Stored entries:
◆ ◆ ◆ ◆ ◆ ◆ ◆

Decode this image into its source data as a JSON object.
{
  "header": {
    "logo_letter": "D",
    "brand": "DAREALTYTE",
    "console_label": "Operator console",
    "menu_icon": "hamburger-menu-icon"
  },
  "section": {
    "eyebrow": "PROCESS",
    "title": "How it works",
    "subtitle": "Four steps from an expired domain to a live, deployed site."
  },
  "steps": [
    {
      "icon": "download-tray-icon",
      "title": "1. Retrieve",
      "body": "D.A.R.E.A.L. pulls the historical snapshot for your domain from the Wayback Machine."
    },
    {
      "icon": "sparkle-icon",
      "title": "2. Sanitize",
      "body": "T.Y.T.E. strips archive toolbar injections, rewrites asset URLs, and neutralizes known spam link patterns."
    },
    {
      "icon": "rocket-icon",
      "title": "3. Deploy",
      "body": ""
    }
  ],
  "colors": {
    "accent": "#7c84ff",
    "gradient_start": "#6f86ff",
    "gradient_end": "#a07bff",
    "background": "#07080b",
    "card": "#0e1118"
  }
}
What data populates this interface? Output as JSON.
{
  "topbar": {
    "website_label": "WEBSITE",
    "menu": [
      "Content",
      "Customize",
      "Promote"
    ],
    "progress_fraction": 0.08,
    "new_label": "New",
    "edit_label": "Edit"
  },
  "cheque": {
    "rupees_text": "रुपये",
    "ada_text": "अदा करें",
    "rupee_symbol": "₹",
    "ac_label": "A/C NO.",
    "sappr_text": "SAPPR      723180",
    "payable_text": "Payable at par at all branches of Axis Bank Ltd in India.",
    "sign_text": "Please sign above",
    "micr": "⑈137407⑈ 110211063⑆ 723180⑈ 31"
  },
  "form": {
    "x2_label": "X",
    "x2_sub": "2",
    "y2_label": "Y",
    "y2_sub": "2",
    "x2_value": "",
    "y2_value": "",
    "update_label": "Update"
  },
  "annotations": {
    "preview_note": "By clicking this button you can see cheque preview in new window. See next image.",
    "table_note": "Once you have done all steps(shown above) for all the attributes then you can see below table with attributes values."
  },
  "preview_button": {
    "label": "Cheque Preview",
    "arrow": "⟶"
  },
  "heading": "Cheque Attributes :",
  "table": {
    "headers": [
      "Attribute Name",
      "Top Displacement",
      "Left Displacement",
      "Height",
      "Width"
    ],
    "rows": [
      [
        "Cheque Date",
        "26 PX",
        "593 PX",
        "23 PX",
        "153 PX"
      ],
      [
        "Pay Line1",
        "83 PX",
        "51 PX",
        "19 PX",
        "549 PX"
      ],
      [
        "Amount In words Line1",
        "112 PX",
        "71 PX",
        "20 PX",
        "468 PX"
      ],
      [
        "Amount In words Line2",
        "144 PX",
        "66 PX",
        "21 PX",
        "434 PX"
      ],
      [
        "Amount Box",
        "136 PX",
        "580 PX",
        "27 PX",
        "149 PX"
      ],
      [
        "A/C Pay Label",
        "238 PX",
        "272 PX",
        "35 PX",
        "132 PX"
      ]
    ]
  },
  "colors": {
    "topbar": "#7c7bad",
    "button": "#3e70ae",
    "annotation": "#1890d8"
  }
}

◆ ◆ ◆ ◆ ◆ ◆ ◆

Repeat all entries. Match them exactly.

Result of this task:
Decode this image into its source data as a JSON object.
{
  "header": {
    "logo_letter": "D",
    "brand": "DAREALTYTE",
    "console_label": "Operator console",
    "menu_icon": "hamburger-menu-icon"
  },
  "section": {
    "eyebrow": "PROCESS",
    "title": "How it works",
    "subtitle": "Four steps from an expired domain to a live, deployed site."
  },
  "steps": [
    {
      "icon": "download-tray-icon",
      "title": "1. Retrieve",
      "body": "D.A.R.E.A.L. pulls the historical snapshot for your domain from the Wayback Machine."
    },
    {
      "icon": "sparkle-icon",
      "title": "2. Sanitize",
      "body": "T.Y.T.E. strips archive toolbar injections, rewrites asset URLs, and neutralizes known spam link patterns."
    },
    {
      "icon": "rocket-icon",
      "title": "3. Deploy",
      "body": ""
    }
  ],
  "colors": {
    "accent": "#7c84ff",
    "gradient_start": "#6f86ff",
    "gradient_end": "#a07bff",
    "background": "#07080b",
    "card": "#0e1118"
  }
}
What data populates this interface? Output as JSON.
{
  "topbar": {
    "website_label": "WEBSITE",
    "menu": [
      "Content",
      "Customize",
      "Promote"
    ],
    "progress_fraction": 0.08,
    "new_label": "New",
    "edit_label": "Edit"
  },
  "cheque": {
    "rupees_text": "रुपये",
    "ada_text": "अदा करें",
    "rupee_symbol": "₹",
    "ac_label": "A/C NO.",
    "sappr_text": "SAPPR      723180",
    "payable_text": "Payable at par at all branches of Axis Bank Ltd in India.",
    "sign_text": "Please sign above",
    "micr": "⑈137407⑈ 110211063⑆ 723180⑈ 31"
  },
  "form": {
    "x2_label": "X",
    "x2_sub": "2",
    "y2_label": "Y",
    "y2_sub": "2",
    "x2_value": "",
    "y2_value": "",
    "update_label": "Update"
  },
  "annotations": {
    "preview_note": "By clicking this button you can see cheque preview in new window. See next image.",
    "table_note": "Once you have done all steps(shown above) for all the attributes then you can see below table with attributes values."
  },
  "preview_button": {
    "label": "Cheque Preview",
    "arrow": "⟶"
  },
  "heading": "Cheque Attributes :",
  "table": {
    "headers": [
      "Attribute Name",
      "Top Displacement",
      "Left Displacement",
      "Height",
      "Width"
    ],
    "rows": [
      [
        "Cheque Date",
        "26 PX",
        "593 PX",
        "23 PX",
        "153 PX"
      ],
      [
        "Pay Line1",
        "83 PX",
        "51 PX",
        "19 PX",
        "549 PX"
      ],
      [
        "Amount In words Line1",
        "112 PX",
        "71 PX",
        "20 PX",
        "468 PX"
      ],
      [
        "Amount In words Line2",
        "144 PX",
        "66 PX",
        "21 PX",
        "434 PX"
      ],
      [
        "Amount Box",
        "136 PX",
        "580 PX",
        "27 PX",
        "149 PX"
      ],
      [
        "A/C Pay Label",
        "238 PX",
        "272 PX",
        "35 PX",
        "132 PX"
      ]
    ]
  },
  "colors": {
    "topbar": "#7c7bad",
    "button": "#3e70ae",
    "annotation": "#1890d8"
  }
}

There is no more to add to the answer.